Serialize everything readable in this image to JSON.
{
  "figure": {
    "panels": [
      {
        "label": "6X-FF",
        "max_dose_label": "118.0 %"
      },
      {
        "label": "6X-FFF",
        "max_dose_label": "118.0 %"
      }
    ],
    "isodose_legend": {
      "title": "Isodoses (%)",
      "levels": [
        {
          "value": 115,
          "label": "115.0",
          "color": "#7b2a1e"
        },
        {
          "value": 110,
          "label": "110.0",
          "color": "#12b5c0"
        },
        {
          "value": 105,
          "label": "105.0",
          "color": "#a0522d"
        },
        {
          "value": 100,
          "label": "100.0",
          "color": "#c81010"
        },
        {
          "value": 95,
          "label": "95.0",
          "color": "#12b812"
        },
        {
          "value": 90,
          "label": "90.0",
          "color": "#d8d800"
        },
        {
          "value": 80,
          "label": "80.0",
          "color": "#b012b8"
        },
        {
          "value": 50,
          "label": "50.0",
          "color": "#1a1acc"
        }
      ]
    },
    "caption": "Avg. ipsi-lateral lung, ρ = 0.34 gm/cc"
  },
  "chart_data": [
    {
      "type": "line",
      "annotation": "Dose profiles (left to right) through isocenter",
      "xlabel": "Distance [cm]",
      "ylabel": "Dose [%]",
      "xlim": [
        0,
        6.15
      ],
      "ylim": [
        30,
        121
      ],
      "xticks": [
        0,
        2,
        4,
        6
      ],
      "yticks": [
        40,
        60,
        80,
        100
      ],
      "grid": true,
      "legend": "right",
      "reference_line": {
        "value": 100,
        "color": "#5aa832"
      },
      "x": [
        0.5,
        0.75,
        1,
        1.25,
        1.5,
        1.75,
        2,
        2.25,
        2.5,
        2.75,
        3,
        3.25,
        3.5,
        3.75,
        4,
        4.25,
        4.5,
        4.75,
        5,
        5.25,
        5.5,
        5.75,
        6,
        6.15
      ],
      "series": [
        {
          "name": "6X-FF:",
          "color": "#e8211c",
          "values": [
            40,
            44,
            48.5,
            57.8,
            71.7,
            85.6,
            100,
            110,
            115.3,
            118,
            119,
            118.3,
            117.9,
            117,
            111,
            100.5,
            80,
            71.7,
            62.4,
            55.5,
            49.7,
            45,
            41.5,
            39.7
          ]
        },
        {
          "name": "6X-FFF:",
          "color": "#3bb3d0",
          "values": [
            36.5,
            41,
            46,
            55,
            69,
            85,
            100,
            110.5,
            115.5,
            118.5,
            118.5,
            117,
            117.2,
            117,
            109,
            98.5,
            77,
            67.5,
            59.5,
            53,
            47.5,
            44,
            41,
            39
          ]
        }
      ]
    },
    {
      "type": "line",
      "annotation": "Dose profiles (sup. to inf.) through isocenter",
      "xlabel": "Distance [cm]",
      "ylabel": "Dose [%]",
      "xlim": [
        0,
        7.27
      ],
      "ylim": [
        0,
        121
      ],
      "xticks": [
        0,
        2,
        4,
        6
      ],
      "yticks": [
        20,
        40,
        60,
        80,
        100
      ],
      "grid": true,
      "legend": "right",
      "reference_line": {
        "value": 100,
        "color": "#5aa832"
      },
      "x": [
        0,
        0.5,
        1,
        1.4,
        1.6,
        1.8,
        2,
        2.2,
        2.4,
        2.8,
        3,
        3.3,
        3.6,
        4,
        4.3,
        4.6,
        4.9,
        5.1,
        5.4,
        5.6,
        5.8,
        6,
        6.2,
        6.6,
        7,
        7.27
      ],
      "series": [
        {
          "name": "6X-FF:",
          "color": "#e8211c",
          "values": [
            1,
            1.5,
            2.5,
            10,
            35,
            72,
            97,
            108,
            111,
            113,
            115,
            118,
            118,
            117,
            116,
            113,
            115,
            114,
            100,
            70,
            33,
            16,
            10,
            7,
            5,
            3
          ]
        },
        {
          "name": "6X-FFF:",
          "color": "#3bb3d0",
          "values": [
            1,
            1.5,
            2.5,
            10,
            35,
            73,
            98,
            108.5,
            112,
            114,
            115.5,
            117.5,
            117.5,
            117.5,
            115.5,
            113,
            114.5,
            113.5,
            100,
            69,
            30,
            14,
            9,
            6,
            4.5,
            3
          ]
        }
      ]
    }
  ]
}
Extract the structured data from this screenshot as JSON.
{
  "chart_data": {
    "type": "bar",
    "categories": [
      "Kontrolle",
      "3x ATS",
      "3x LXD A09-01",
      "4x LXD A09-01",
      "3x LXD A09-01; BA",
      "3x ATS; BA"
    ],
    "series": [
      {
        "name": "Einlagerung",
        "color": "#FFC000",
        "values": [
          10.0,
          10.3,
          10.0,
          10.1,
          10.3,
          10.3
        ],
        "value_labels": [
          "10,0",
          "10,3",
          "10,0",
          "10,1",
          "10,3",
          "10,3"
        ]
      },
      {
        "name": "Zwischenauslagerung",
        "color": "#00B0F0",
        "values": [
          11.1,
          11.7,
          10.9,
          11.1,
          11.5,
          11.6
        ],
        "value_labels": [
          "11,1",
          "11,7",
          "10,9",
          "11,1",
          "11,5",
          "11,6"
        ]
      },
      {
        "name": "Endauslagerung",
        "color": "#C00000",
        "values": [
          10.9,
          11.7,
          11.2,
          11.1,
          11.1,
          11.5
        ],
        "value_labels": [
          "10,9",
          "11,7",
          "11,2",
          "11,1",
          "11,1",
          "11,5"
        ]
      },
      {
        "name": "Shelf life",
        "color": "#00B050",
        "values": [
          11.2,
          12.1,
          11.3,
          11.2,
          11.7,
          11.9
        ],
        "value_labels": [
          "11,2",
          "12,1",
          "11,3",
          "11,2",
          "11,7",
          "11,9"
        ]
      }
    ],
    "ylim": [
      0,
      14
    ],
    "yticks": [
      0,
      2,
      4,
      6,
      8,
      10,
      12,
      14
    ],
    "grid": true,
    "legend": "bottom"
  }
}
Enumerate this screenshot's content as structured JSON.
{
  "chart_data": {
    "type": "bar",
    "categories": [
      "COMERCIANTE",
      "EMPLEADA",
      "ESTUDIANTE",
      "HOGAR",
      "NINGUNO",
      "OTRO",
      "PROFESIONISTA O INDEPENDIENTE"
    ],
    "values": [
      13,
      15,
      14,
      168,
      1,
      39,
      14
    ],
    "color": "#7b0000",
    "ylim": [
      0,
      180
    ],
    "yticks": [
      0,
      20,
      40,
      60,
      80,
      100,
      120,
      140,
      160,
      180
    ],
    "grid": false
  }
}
#####
Aim of the exercise:
Quote each line of the listing above exactly.

Expected answer:
Serialize everything readable in this image to JSON.
{
  "figure": {
    "panels": [
      {
        "label": "6X-FF",
        "max_dose_label": "118.0 %"
      },
      {
        "label": "6X-FFF",
        "max_dose_label": "118.0 %"
      }
    ],
    "isodose_legend": {
      "title": "Isodoses (%)",
      "levels": [
        {
          "value": 115,
          "label": "115.0",
          "color": "#7b2a1e"
        },
        {
          "value": 110,
          "label": "110.0",
          "color": "#12b5c0"
        },
        {
          "value": 105,
          "label": "105.0",
          "color": "#a0522d"
        },
        {
          "value": 100,
          "label": "100.0",
          "color": "#c81010"
        },
        {
          "value": 95,
          "label": "95.0",
          "color": "#12b812"
        },
        {
          "value": 90,
          "label": "90.0",
          "color": "#d8d800"
        },
        {
          "value": 80,
          "label": "80.0",
          "color": "#b012b8"
        },
        {
          "value": 50,
          "label": "50.0",
          "color": "#1a1acc"
        }
      ]
    },
    "caption": "Avg. ipsi-lateral lung, ρ = 0.34 gm/cc"
  },
  "chart_data": [
    {
      "type": "line",
      "annotation": "Dose profiles (left to right) through isocenter",
      "xlabel": "Distance [cm]",
      "ylabel": "Dose [%]",
      "xlim": [
        0,
        6.15
      ],
      "ylim": [
        30,
        121
      ],
      "xticks": [
        0,
        2,
        4,
        6
      ],
      "yticks": [
        40,
        60,
        80,
        100
      ],
      "grid": true,
      "legend": "right",
      "reference_line": {
        "value": 100,
        "color": "#5aa832"
      },
      "x": [
        0.5,
        0.75,
        1,
        1.25,
        1.5,
        1.75,
        2,
        2.25,
        2.5,
        2.75,
        3,
        3.25,
        3.5,
        3.75,
        4,
        4.25,
        4.5,
        4.75,
        5,
        5.25,
        5.5,
        5.75,
        6,
        6.15
      ],
      "series": [
        {
          "name": "6X-FF:",
          "color": "#e8211c",
          "values": [
            40,
            44,
            48.5,
            57.8,
            71.7,
            85.6,
            100,
            110,
            115.3,
            118,
            119,
            118.3,
            117.9,
            117,
            111,
            100.5,
            80,
            71.7,
            62.4,
            55.5,
            49.7,
            45,
            41.5,
            39.7
          ]
        },
        {
          "name": "6X-FFF:",
          "color": "#3bb3d0",
          "values": [
            36.5,
            41,
            46,
            55,
            69,
            85,
            100,
            110.5,
            115.5,
            118.5,
            118.5,
            117,
            117.2,
            117,
            109,
            98.5,
            77,
            67.5,
            59.5,
            53,
            47.5,
            44,
            41,
            39
          ]
        }
      ]
    },
    {
      "type": "line",
      "annotation": "Dose profiles (sup. to inf.) through isocenter",
      "xlabel": "Distance [cm]",
      "ylabel": "Dose [%]",
      "xlim": [
        0,
        7.27
      ],
      "ylim": [
        0,
        121
      ],
      "xticks": [
        0,
        2,
        4,
        6
      ],
      "yticks": [
        20,
        40,
        60,
        80,
        100
      ],
      "grid": true,
      "legend": "right",
      "reference_line": {
        "value": 100,
        "color": "#5aa832"
      },
      "x": [
        0,
        0.5,
        1,
        1.4,
        1.6,
        1.8,
        2,
        2.2,
        2.4,
        2.8,
        3,
        3.3,
        3.6,
        4,
        4.3,
        4.6,
        4.9,
        5.1,
        5.4,
        5.6,
        5.8,
        6,
        6.2,
        6.6,
        7,
        7.27
      ],
      "series": [
        {
          "name": "6X-FF:",
          "color": "#e8211c",
          "values": [
            1,
            1.5,
            2.5,
            10,
            35,
            72,
            97,
            108,
            111,
            113,
            115,
            118,
            118,
            117,
            116,
            113,
            115,
            114,
            100,
            70,
            33,
            16,
            10,
            7,
            5,
            3
          ]
        },
        {
          "name": "6X-FFF:",
          "color": "#3bb3d0",
          "values": [
            1,
            1.5,
            2.5,
            10,
            35,
            73,
            98,
            108.5,
            112,
            114,
            115.5,
            117.5,
            117.5,
            117.5,
            115.5,
            113,
            114.5,
            113.5,
            100,
            69,
            30,
            14,
            9,
            6,
            4.5,
            3
          ]
        }
      ]
    }
  ]
}
Extract the structured data from this screenshot as JSON.
{
  "chart_data": {
    "type": "bar",
    "categories": [
      "Kontrolle",
      "3x ATS",
      "3x LXD A09-01",
      "4x LXD A09-01",
      "3x LXD A09-01; BA",
      "3x ATS; BA"
    ],
    "series": [
      {
        "name": "Einlagerung",
        "color": "#FFC000",
        "values": [
          10.0,
          10.3,
          10.0,
          10.1,
          10.3,
          10.3
        ],
        "value_labels": [
          "10,0",
          "10,3",
          "10,0",
          "10,1",
          "10,3",
          "10,3"
        ]
      },
      {
        "name": "Zwischenauslagerung",
        "color": "#00B0F0",
        "values": [
          11.1,
          11.7,
          10.9,
          11.1,
          11.5,
          11.6
        ],
        "value_labels": [
          "11,1",
          "11,7",
          "10,9",
          "11,1",
          "11,5",
          "11,6"
        ]
      },
      {
        "name": "Endauslagerung",
        "color": "#C00000",
        "values": [
          10.9,
          11.7,
          11.2,
          11.1,
          11.1,
          11.5
        ],
        "value_labels": [
          "10,9",
          "11,7",
          "11,2",
          "11,1",
          "11,1",
          "11,5"
        ]
      },
      {
        "name": "Shelf life",
        "color": "#00B050",
        "values": [
          11.2,
          12.1,
          11.3,
          11.2,
          11.7,
          11.9
        ],
        "value_labels": [
          "11,2",
          "12,1",
          "11,3",
          "11,2",
          "11,7",
          "11,9"
        ]
      }
    ],
    "ylim": [
      0,
      14
    ],
    "yticks": [
      0,
      2,
      4,
      6,
      8,
      10,
      12,
      14
    ],
    "grid": true,
    "legend": "bottom"
  }
}
Enumerate this screenshot's content as structured JSON.
{
  "chart_data": {
    "type": "bar",
    "categories": [
      "COMERCIANTE",
      "EMPLEADA",
      "ESTUDIANTE",
      "HOGAR",
      "NINGUNO",
      "OTRO",
      "PROFESIONISTA O INDEPENDIENTE"
    ],
    "values": [
      13,
      15,
      14,
      168,
      1,
      39,
      14
    ],
    "color": "#7b0000",
    "ylim": [
      0,
      180
    ],
    "yticks": [
      0,
      20,
      40,
      60,
      80,
      100,
      120,
      140,
      160,
      180
    ],
    "grid": false
  }
}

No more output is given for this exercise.